** BEGIN EXERCISE MATERIAL **

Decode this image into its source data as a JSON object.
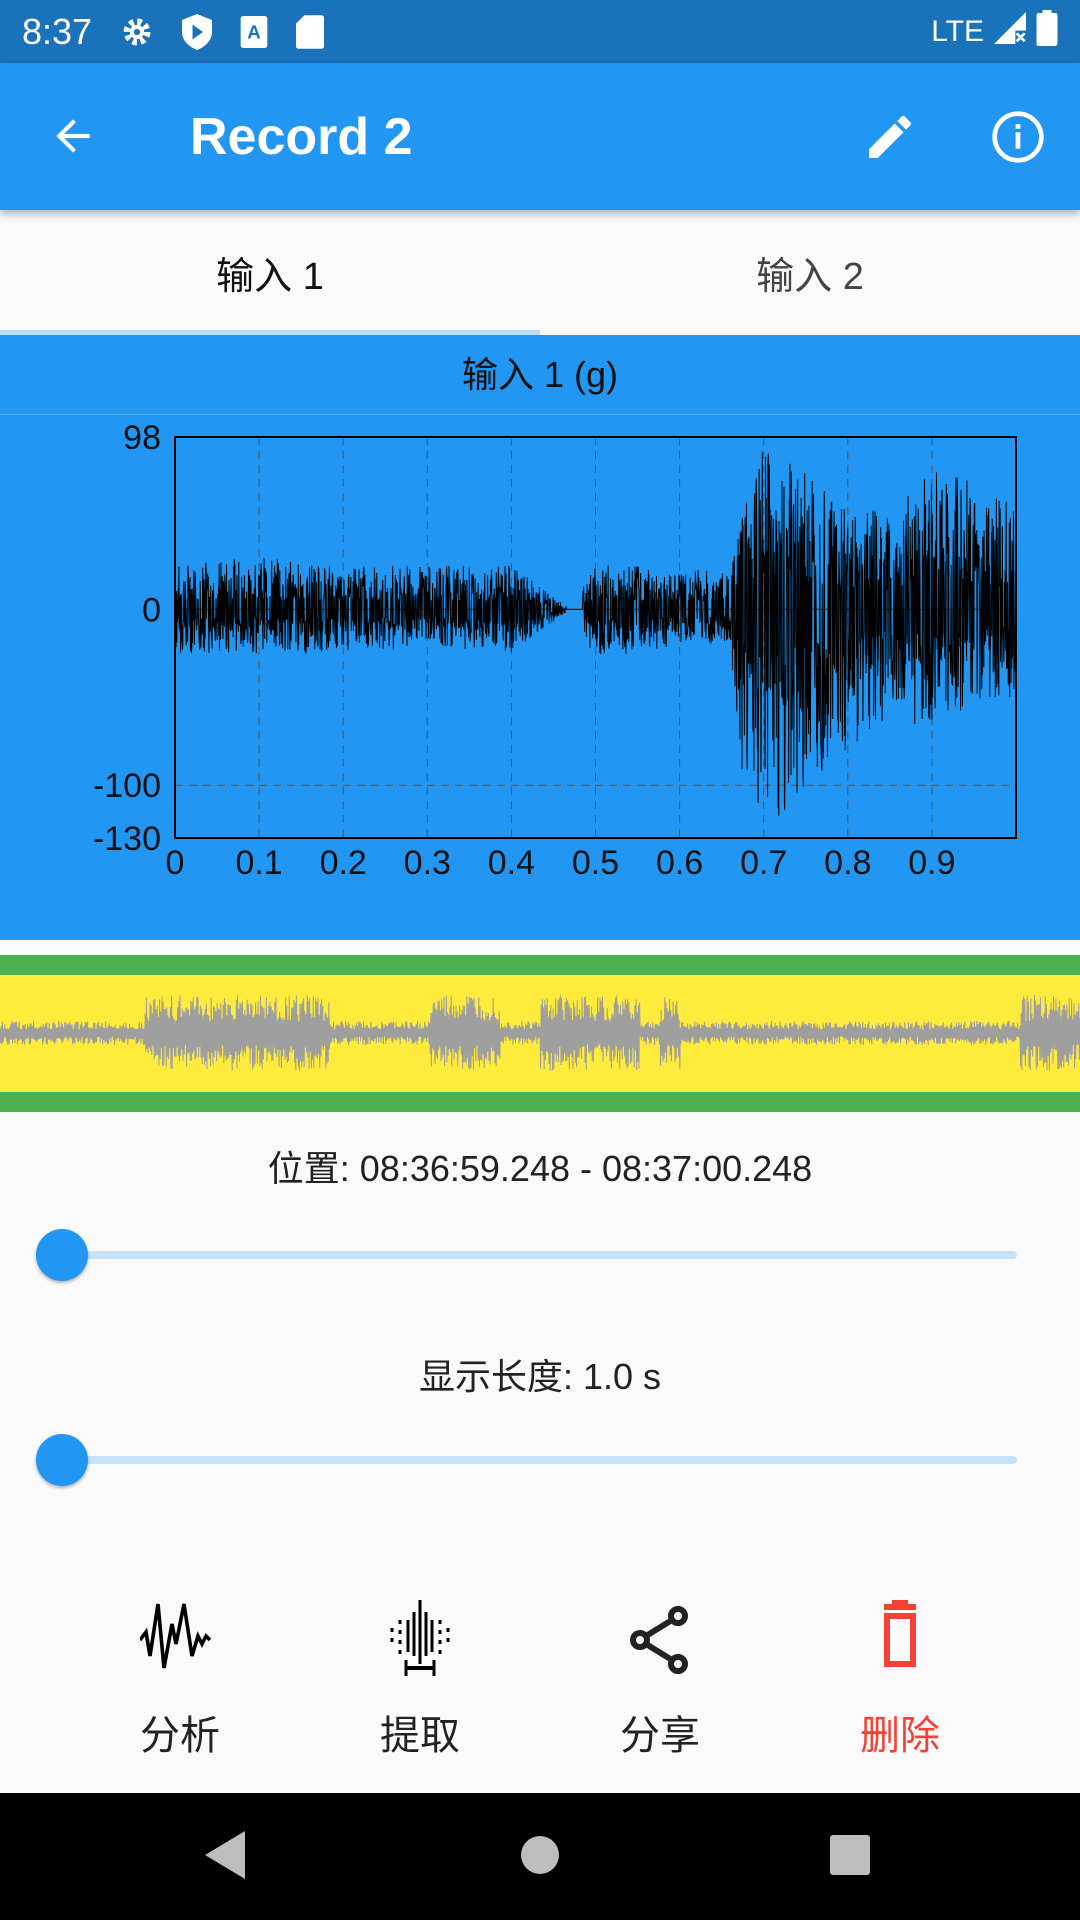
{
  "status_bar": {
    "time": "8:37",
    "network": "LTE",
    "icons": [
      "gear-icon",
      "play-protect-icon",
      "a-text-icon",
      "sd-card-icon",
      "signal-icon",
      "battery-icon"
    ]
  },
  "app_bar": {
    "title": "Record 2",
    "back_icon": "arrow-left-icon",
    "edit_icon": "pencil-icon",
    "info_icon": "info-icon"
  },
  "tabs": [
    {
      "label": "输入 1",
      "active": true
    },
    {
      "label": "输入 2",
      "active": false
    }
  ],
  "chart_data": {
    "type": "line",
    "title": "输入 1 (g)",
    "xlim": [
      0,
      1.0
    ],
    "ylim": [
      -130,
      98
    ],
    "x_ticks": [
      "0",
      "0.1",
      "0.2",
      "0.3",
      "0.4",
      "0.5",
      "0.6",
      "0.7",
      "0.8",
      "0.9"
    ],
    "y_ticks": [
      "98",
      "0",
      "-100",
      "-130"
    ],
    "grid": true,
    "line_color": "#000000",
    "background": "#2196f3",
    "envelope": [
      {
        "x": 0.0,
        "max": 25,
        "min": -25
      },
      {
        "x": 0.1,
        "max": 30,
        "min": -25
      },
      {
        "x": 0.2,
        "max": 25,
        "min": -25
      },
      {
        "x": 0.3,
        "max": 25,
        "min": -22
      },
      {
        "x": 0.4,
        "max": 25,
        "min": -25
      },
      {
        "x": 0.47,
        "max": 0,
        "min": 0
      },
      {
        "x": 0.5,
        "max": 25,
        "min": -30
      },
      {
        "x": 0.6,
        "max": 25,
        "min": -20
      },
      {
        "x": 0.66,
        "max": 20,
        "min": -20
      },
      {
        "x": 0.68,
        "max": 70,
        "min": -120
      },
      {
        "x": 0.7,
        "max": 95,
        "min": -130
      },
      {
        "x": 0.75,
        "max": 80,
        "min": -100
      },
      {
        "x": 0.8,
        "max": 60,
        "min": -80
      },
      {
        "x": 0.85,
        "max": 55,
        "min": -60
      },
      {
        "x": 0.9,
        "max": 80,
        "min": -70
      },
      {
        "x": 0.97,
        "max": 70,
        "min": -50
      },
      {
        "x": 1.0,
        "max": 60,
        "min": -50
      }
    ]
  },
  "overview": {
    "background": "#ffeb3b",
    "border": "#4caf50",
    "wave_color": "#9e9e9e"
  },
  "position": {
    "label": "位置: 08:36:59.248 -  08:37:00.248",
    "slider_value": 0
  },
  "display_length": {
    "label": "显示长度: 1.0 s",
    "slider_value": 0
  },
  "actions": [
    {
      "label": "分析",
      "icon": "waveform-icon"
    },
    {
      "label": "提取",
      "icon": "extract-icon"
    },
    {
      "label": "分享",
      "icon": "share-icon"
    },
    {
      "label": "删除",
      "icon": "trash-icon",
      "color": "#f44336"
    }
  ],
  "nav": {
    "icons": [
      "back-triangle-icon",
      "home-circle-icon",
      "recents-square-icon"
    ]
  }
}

** END EXERCISE MATERIAL **

Every line should be retyped exactly, with the pictures omitted.

TASK RESPONSE:
Decode this image into its source data as a JSON object.
{
  "status_bar": {
    "time": "8:37",
    "network": "LTE",
    "icons": [
      "gear-icon",
      "play-protect-icon",
      "a-text-icon",
      "sd-card-icon",
      "signal-icon",
      "battery-icon"
    ]
  },
  "app_bar": {
    "title": "Record 2",
    "back_icon": "arrow-left-icon",
    "edit_icon": "pencil-icon",
    "info_icon": "info-icon"
  },
  "tabs": [
    {
      "label": "输入 1",
      "active": true
    },
    {
      "label": "输入 2",
      "active": false
    }
  ],
  "chart_data": {
    "type": "line",
    "title": "输入 1 (g)",
    "xlim": [
      0,
      1.0
    ],
    "ylim": [
      -130,
      98
    ],
    "x_ticks": [
      "0",
      "0.1",
      "0.2",
      "0.3",
      "0.4",
      "0.5",
      "0.6",
      "0.7",
      "0.8",
      "0.9"
    ],
    "y_ticks": [
      "98",
      "0",
      "-100",
      "-130"
    ],
    "grid": true,
    "line_color": "#000000",
    "background": "#2196f3",
    "envelope": [
      {
        "x": 0.0,
        "max": 25,
        "min": -25
      },
      {
        "x": 0.1,
        "max": 30,
        "min": -25
      },
      {
        "x": 0.2,
        "max": 25,
        "min": -25
      },
      {
        "x": 0.3,
        "max": 25,
        "min": -22
      },
      {
        "x": 0.4,
        "max": 25,
        "min": -25
      },
      {
        "x": 0.47,
        "max": 0,
        "min": 0
      },
      {
        "x": 0.5,
        "max": 25,
        "min": -30
      },
      {
        "x": 0.6,
        "max": 25,
        "min": -20
      },
      {
        "x": 0.66,
        "max": 20,
        "min": -20
      },
      {
        "x": 0.68,
        "max": 70,
        "min": -120
      },
      {
        "x": 0.7,
        "max": 95,
        "min": -130
      },
      {
        "x": 0.75,
        "max": 80,
        "min": -100
      },
      {
        "x": 0.8,
        "max": 60,
        "min": -80
      },
      {
        "x": 0.85,
        "max": 55,
        "min": -60
      },
      {
        "x": 0.9,
        "max": 80,
        "min": -70
      },
      {
        "x": 0.97,
        "max": 70,
        "min": -50
      },
      {
        "x": 1.0,
        "max": 60,
        "min": -50
      }
    ]
  },
  "overview": {
    "background": "#ffeb3b",
    "border": "#4caf50",
    "wave_color": "#9e9e9e"
  },
  "position": {
    "label": "位置: 08:36:59.248 -  08:37:00.248",
    "slider_value": 0
  },
  "display_length": {
    "label": "显示长度: 1.0 s",
    "slider_value": 0
  },
  "actions": [
    {
      "label": "分析",
      "icon": "waveform-icon"
    },
    {
      "label": "提取",
      "icon": "extract-icon"
    },
    {
      "label": "分享",
      "icon": "share-icon"
    },
    {
      "label": "删除",
      "icon": "trash-icon",
      "color": "#f44336"
    }
  ],
  "nav": {
    "icons": [
      "back-triangle-icon",
      "home-circle-icon",
      "recents-square-icon"
    ]
  }
}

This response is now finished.